[Data listing]
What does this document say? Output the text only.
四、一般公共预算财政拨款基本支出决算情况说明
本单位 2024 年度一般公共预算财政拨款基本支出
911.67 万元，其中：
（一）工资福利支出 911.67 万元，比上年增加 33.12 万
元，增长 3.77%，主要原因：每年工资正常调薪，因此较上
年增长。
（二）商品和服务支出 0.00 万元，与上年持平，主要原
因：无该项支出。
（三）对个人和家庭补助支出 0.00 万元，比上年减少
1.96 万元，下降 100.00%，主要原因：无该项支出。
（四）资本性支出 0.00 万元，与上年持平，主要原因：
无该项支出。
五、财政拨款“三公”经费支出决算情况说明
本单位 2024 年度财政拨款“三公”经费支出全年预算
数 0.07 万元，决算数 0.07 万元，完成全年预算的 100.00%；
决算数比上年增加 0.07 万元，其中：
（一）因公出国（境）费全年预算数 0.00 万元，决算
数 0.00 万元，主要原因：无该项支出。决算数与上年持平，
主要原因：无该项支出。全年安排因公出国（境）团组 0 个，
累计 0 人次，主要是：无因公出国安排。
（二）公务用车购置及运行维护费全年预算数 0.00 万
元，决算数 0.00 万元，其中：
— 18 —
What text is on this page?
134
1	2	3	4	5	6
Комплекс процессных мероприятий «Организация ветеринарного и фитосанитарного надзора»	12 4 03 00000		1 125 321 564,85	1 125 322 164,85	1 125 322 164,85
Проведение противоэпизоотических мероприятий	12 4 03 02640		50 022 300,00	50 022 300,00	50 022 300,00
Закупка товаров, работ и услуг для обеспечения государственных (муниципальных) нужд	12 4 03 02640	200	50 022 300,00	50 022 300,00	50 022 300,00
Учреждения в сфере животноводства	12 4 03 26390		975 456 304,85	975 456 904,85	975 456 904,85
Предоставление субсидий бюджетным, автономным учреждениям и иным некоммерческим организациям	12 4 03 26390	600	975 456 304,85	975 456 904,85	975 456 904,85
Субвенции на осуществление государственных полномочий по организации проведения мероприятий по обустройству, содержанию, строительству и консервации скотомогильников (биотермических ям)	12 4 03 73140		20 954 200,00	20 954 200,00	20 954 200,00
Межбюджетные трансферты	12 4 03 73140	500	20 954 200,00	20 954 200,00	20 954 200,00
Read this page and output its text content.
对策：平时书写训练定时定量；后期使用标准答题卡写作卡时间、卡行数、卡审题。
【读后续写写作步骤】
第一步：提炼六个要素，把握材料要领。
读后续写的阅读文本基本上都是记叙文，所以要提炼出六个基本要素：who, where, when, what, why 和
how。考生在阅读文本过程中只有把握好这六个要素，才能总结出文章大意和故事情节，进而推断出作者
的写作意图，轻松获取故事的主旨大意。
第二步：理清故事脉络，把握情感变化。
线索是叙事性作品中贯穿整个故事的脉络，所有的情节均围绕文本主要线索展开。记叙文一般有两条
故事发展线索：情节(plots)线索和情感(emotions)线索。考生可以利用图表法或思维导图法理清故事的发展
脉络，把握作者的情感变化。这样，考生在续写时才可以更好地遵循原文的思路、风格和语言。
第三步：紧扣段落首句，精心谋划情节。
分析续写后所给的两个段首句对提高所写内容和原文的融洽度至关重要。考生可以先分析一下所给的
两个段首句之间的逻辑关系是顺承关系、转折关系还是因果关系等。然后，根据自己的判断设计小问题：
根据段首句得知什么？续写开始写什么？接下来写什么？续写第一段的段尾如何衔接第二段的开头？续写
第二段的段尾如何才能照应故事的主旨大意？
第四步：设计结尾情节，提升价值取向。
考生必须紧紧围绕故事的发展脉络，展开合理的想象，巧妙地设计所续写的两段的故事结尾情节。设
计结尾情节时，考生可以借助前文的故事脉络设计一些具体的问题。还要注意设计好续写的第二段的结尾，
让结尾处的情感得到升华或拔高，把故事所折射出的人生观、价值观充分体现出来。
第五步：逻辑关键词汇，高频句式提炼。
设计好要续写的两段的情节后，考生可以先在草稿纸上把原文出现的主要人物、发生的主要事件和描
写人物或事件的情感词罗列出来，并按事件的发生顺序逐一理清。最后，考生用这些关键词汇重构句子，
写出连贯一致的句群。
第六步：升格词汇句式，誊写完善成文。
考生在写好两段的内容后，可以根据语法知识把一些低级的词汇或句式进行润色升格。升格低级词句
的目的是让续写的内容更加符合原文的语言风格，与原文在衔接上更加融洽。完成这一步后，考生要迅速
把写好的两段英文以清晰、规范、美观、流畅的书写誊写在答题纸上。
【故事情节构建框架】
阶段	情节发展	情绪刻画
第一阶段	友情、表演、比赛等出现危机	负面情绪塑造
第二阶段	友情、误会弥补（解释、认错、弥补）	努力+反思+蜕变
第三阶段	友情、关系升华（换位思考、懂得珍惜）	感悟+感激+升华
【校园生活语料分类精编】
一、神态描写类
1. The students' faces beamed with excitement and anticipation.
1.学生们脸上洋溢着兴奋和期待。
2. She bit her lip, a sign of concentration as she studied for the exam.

■ **WHAT YOU HAVE TO DO**
Copy out every line from the material above in which the word "text" appears.

■ **WRITTEN SOLUTION**
What does this document say? Output the text only.
What text is on this page?
Read this page and output its text content.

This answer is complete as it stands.